RECORDS SUPPLIED:
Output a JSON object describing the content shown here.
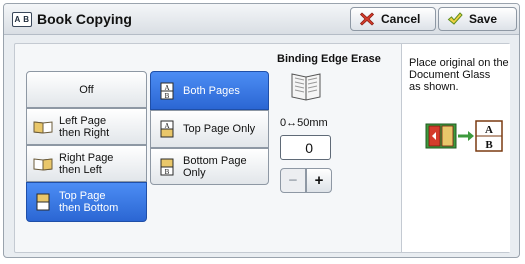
{
  "header": {
    "title": "Book Copying",
    "title_icon_text": "A B",
    "cancel_label": "Cancel",
    "save_label": "Save"
  },
  "layout_options": {
    "items": [
      {
        "label": "Off",
        "icon": "none",
        "selected": false
      },
      {
        "label": "Left Page\nthen Right",
        "icon": "open-book-icon",
        "selected": false
      },
      {
        "label": "Right Page\nthen Left",
        "icon": "open-book-icon",
        "selected": false
      },
      {
        "label": "Top Page\nthen Bottom",
        "icon": "flip-book-icon",
        "selected": true
      }
    ]
  },
  "page_options": {
    "items": [
      {
        "label": "Both Pages",
        "icon": "both-pages-icon",
        "selected": true
      },
      {
        "label": "Top Page Only",
        "icon": "top-page-icon",
        "selected": false
      },
      {
        "label": "Bottom Page\nOnly",
        "icon": "bottom-page-icon",
        "selected": false
      }
    ]
  },
  "binding_edge_erase": {
    "label": "Binding Edge Erase",
    "range": "0↔50mm",
    "value": "0",
    "minus": "−",
    "plus": "+"
  },
  "info": {
    "text": "Place original on the\nDocument Glass\nas shown.",
    "glass_letters": [
      "A",
      "B"
    ]
  },
  "colors": {
    "selected": "#2b66d3",
    "accent_red": "#d43c2c",
    "accent_green": "#3d9a3d"
  }
}
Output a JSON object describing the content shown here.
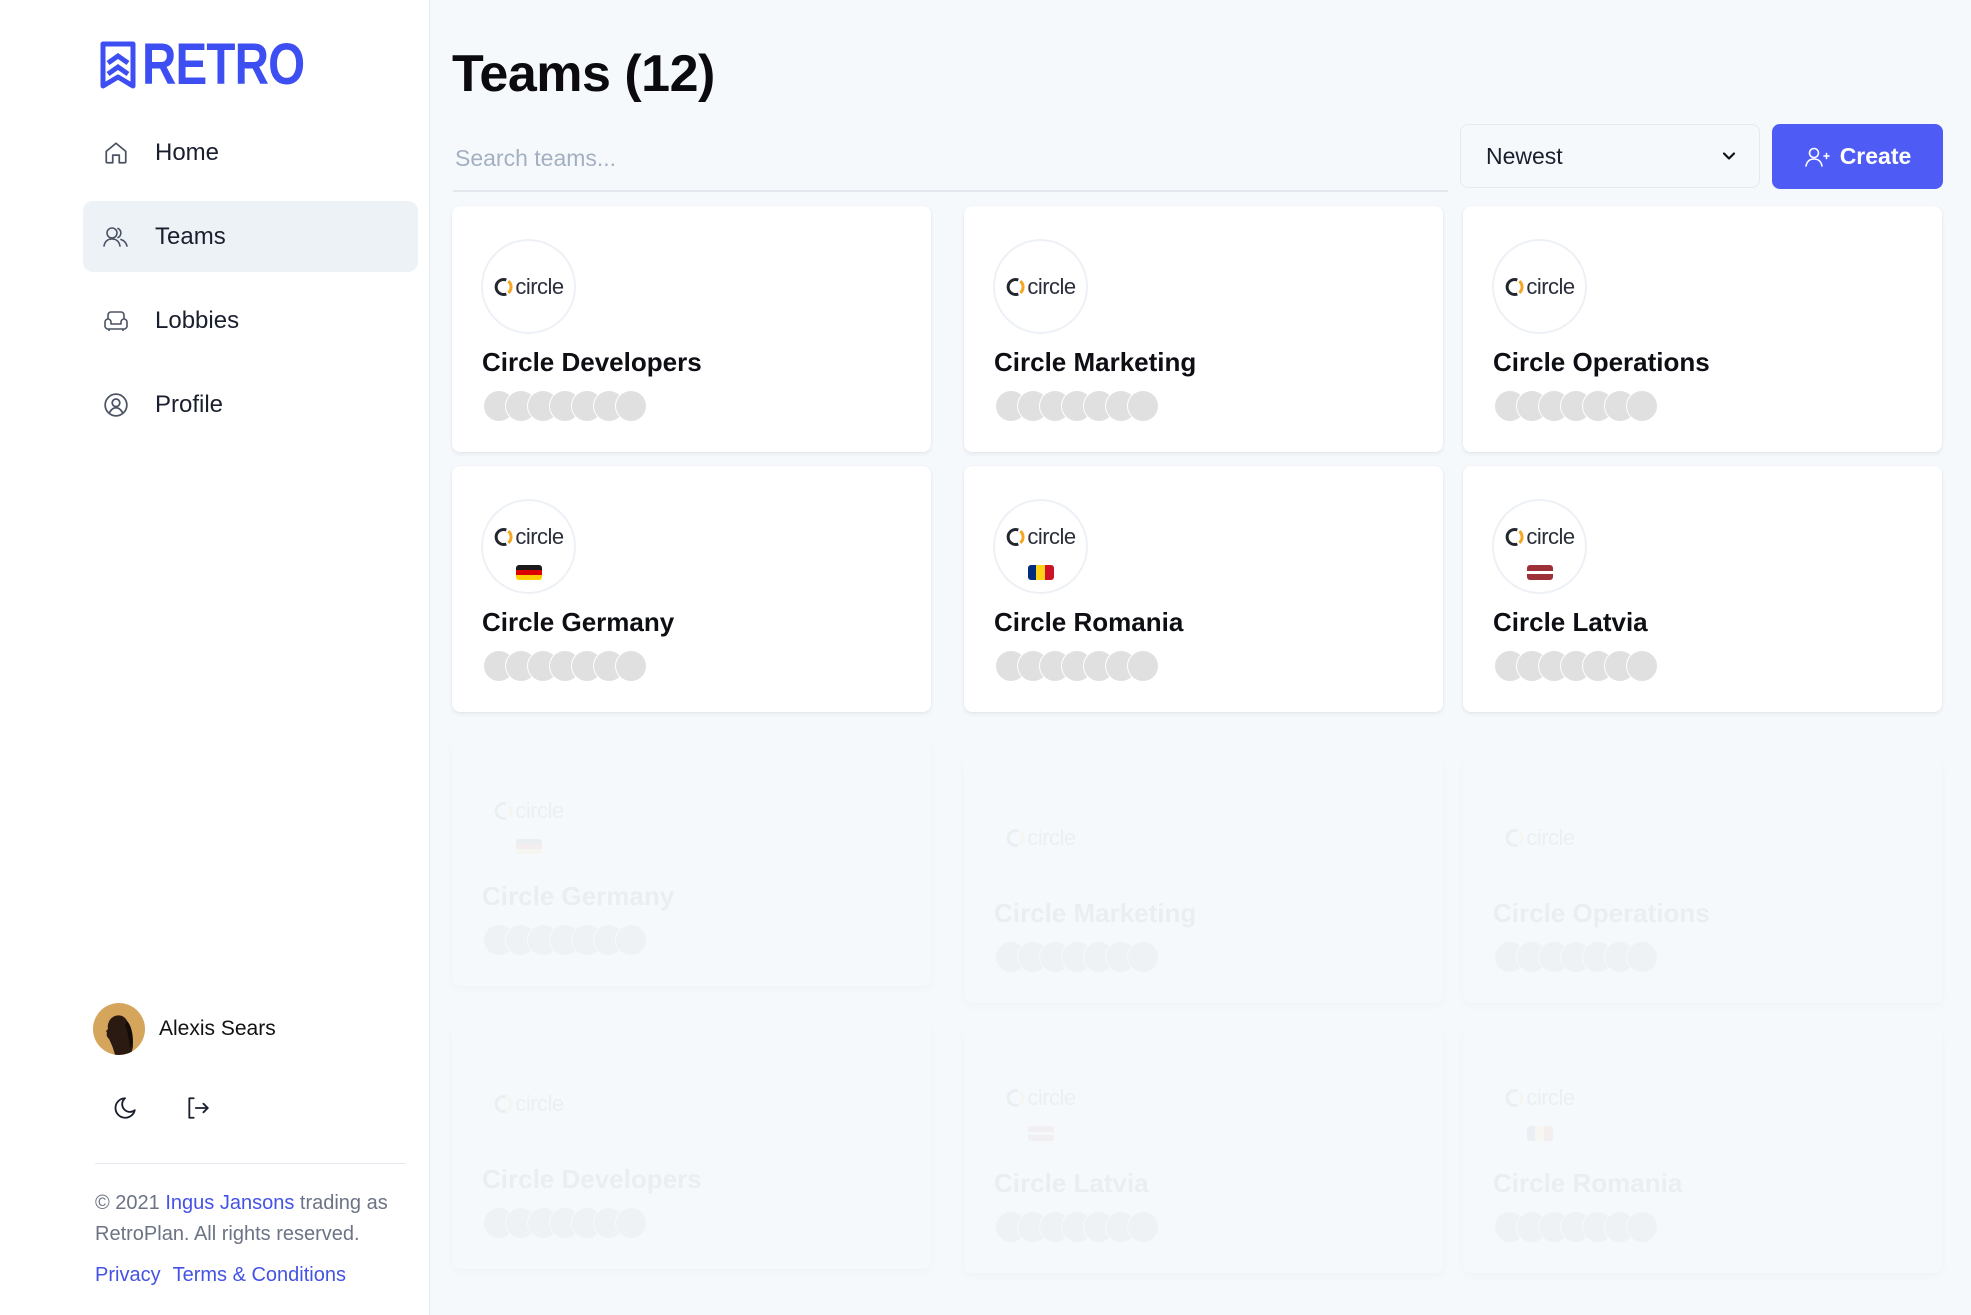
{
  "app": {
    "brand": "RETRO",
    "brand_color": "#3d4ff2",
    "accent_color": "#4f5bf5"
  },
  "sidebar": {
    "items": [
      {
        "label": "Home",
        "icon": "home-icon",
        "active": false
      },
      {
        "label": "Teams",
        "icon": "users-icon",
        "active": true
      },
      {
        "label": "Lobbies",
        "icon": "armchair-icon",
        "active": false
      },
      {
        "label": "Profile",
        "icon": "user-circle-icon",
        "active": false
      }
    ],
    "user": {
      "name": "Alexis Sears"
    },
    "actions": {
      "theme_icon": "moon-icon",
      "logout_icon": "logout-icon"
    },
    "footer": {
      "copyright_prefix": "© 2021 ",
      "author": "Ingus Jansons",
      "copyright_suffix": " trading as RetroPlan. All rights reserved.",
      "privacy": "Privacy",
      "terms": "Terms & Conditions"
    }
  },
  "main": {
    "title": "Teams (12)",
    "search_placeholder": "Search teams...",
    "search_value": "",
    "sort_selected": "Newest",
    "create_label": "Create",
    "logo_text": "circle",
    "teams": [
      {
        "name": "Circle Developers",
        "flag": null,
        "members": 7
      },
      {
        "name": "Circle Marketing",
        "flag": null,
        "members": 7
      },
      {
        "name": "Circle Operations",
        "flag": null,
        "members": 7
      },
      {
        "name": "Circle Germany",
        "flag": "de",
        "members": 7
      },
      {
        "name": "Circle Romania",
        "flag": "ro",
        "members": 7
      },
      {
        "name": "Circle Latvia",
        "flag": "lv",
        "members": 7
      }
    ],
    "faded_teams": [
      {
        "name": "Circle Germany",
        "flag": "de"
      },
      {
        "name": "Circle Marketing",
        "flag": null
      },
      {
        "name": "Circle Operations",
        "flag": null
      },
      {
        "name": "Circle Developers",
        "flag": null
      },
      {
        "name": "Circle Latvia",
        "flag": "lv"
      },
      {
        "name": "Circle Romania",
        "flag": "ro"
      }
    ]
  }
}
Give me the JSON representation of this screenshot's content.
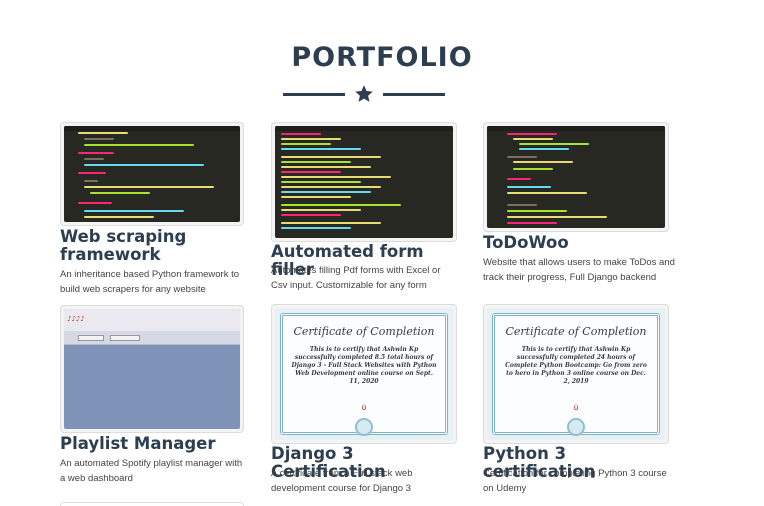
{
  "section": {
    "title": "PORTFOLIO"
  },
  "colors": {
    "heading": "#2c3e50",
    "editor_bg": "#272822",
    "playlist_bg": "#7f93b8",
    "cert_border": "#7fb3c8"
  },
  "icons": {
    "divider": "star-icon"
  },
  "portfolio": [
    {
      "title": "Web scraping framework",
      "description": "An inheritance based Python framework to build web scrapers for any website",
      "thumbnail": "code-editor-screenshot"
    },
    {
      "title": "Automated form filler",
      "description": "Automates filling Pdf forms with Excel or Csv input. Customizable for any form",
      "thumbnail": "code-editor-screenshot"
    },
    {
      "title": "ToDoWoo",
      "description": "Website that allows users to make ToDos and track their progress, Full Django backend",
      "thumbnail": "code-editor-screenshot"
    },
    {
      "title": "Playlist Manager",
      "description": "An automated Spotify playlist manager with a web dashboard",
      "thumbnail": "web-dashboard-screenshot"
    },
    {
      "title": "Django 3 Certification",
      "description": "A certificate from a Full stack web development course for Django 3",
      "thumbnail": "certificate-image",
      "certificate": {
        "heading": "Certificate of Completion",
        "body": "This is to certify that Ashwin Kp successfully completed 8.5 total hours of Django 3 - Full Stack Websites with Python Web Development online course on Sept. 11, 2020"
      }
    },
    {
      "title": "Python 3 certification",
      "description": "Certification for completing Python 3 course on Udemy",
      "thumbnail": "certificate-image",
      "certificate": {
        "heading": "Certificate of Completion",
        "body": "This is to certify that Ashwin Kp successfully completed 24 hours of Complete Python Bootcamp: Go from zero to hero in Python 3 online course on Dec. 2, 2019"
      }
    }
  ]
}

WHAT YOU NEED TO DO: Without the pictures, copy the material exactly as given.

RESPONSE TO THIS EXERCISE:
Output a JSON object describing the content shown here.
{
  "header": {
    "title": "Book Copying",
    "title_icon_text": "A B",
    "cancel_label": "Cancel",
    "save_label": "Save"
  },
  "layout_options": {
    "items": [
      {
        "label": "Off",
        "icon": "none",
        "selected": false
      },
      {
        "label": "Left Page\nthen Right",
        "icon": "open-book-icon",
        "selected": false
      },
      {
        "label": "Right Page\nthen Left",
        "icon": "open-book-icon",
        "selected": false
      },
      {
        "label": "Top Page\nthen Bottom",
        "icon": "flip-book-icon",
        "selected": true
      }
    ]
  },
  "page_options": {
    "items": [
      {
        "label": "Both Pages",
        "icon": "both-pages-icon",
        "selected": true
      },
      {
        "label": "Top Page Only",
        "icon": "top-page-icon",
        "selected": false
      },
      {
        "label": "Bottom Page\nOnly",
        "icon": "bottom-page-icon",
        "selected": false
      }
    ]
  },
  "binding_edge_erase": {
    "label": "Binding Edge Erase",
    "range": "0↔50mm",
    "value": "0",
    "minus": "−",
    "plus": "+"
  },
  "info": {
    "text": "Place original on the\nDocument Glass\nas shown.",
    "glass_letters": [
      "A",
      "B"
    ]
  },
  "colors": {
    "selected": "#2b66d3",
    "accent_red": "#d43c2c",
    "accent_green": "#3d9a3d"
  }
}
Output a JSON object describing the content shown here.
{
  "app": {
    "brand": "RETRO",
    "brand_color": "#3d4ff2",
    "accent_color": "#4f5bf5"
  },
  "sidebar": {
    "items": [
      {
        "label": "Home",
        "icon": "home-icon",
        "active": false
      },
      {
        "label": "Teams",
        "icon": "users-icon",
        "active": true
      },
      {
        "label": "Lobbies",
        "icon": "armchair-icon",
        "active": false
      },
      {
        "label": "Profile",
        "icon": "user-circle-icon",
        "active": false
      }
    ],
    "user": {
      "name": "Alexis Sears"
    },
    "actions": {
      "theme_icon": "moon-icon",
      "logout_icon": "logout-icon"
    },
    "footer": {
      "copyright_prefix": "© 2021 ",
      "author": "Ingus Jansons",
      "copyright_suffix": " trading as RetroPlan. All rights reserved.",
      "privacy": "Privacy",
      "terms": "Terms & Conditions"
    }
  },
  "main": {
    "title": "Teams (12)",
    "search_placeholder": "Search teams...",
    "search_value": "",
    "sort_selected": "Newest",
    "create_label": "Create",
    "logo_text": "circle",
    "teams": [
      {
        "name": "Circle Developers",
        "flag": null,
        "members": 7
      },
      {
        "name": "Circle Marketing",
        "flag": null,
        "members": 7
      },
      {
        "name": "Circle Operations",
        "flag": null,
        "members": 7
      },
      {
        "name": "Circle Germany",
        "flag": "de",
        "members": 7
      },
      {
        "name": "Circle Romania",
        "flag": "ro",
        "members": 7
      },
      {
        "name": "Circle Latvia",
        "flag": "lv",
        "members": 7
      }
    ],
    "faded_teams": [
      {
        "name": "Circle Germany",
        "flag": "de"
      },
      {
        "name": "Circle Marketing",
        "flag": null
      },
      {
        "name": "Circle Operations",
        "flag": null
      },
      {
        "name": "Circle Developers",
        "flag": null
      },
      {
        "name": "Circle Latvia",
        "flag": "lv"
      },
      {
        "name": "Circle Romania",
        "flag": "ro"
      }
    ]
  }
}
Give me the JSON representation of this screenshot's content.
{
  "section": {
    "title": "PORTFOLIO"
  },
  "colors": {
    "heading": "#2c3e50",
    "editor_bg": "#272822",
    "playlist_bg": "#7f93b8",
    "cert_border": "#7fb3c8"
  },
  "icons": {
    "divider": "star-icon"
  },
  "portfolio": [
    {
      "title": "Web scraping framework",
      "description": "An inheritance based Python framework to build web scrapers for any website",
      "thumbnail": "code-editor-screenshot"
    },
    {
      "title": "Automated form filler",
      "description": "Automates filling Pdf forms with Excel or Csv input. Customizable for any form",
      "thumbnail": "code-editor-screenshot"
    },
    {
      "title": "ToDoWoo",
      "description": "Website that allows users to make ToDos and track their progress, Full Django backend",
      "thumbnail": "code-editor-screenshot"
    },
    {
      "title": "Playlist Manager",
      "description": "An automated Spotify playlist manager with a web dashboard",
      "thumbnail": "web-dashboard-screenshot"
    },
    {
      "title": "Django 3 Certification",
      "description": "A certificate from a Full stack web development course for Django 3",
      "thumbnail": "certificate-image",
      "certificate": {
        "heading": "Certificate of Completion",
        "body": "This is to certify that Ashwin Kp successfully completed 8.5 total hours of Django 3 - Full Stack Websites with Python Web Development online course on Sept. 11, 2020"
      }
    },
    {
      "title": "Python 3 certification",
      "description": "Certification for completing Python 3 course on Udemy",
      "thumbnail": "certificate-image",
      "certificate": {
        "heading": "Certificate of Completion",
        "body": "This is to certify that Ashwin Kp successfully completed 24 hours of Complete Python Bootcamp: Go from zero to hero in Python 3 online course on Dec. 2, 2019"
      }
    }
  ]
}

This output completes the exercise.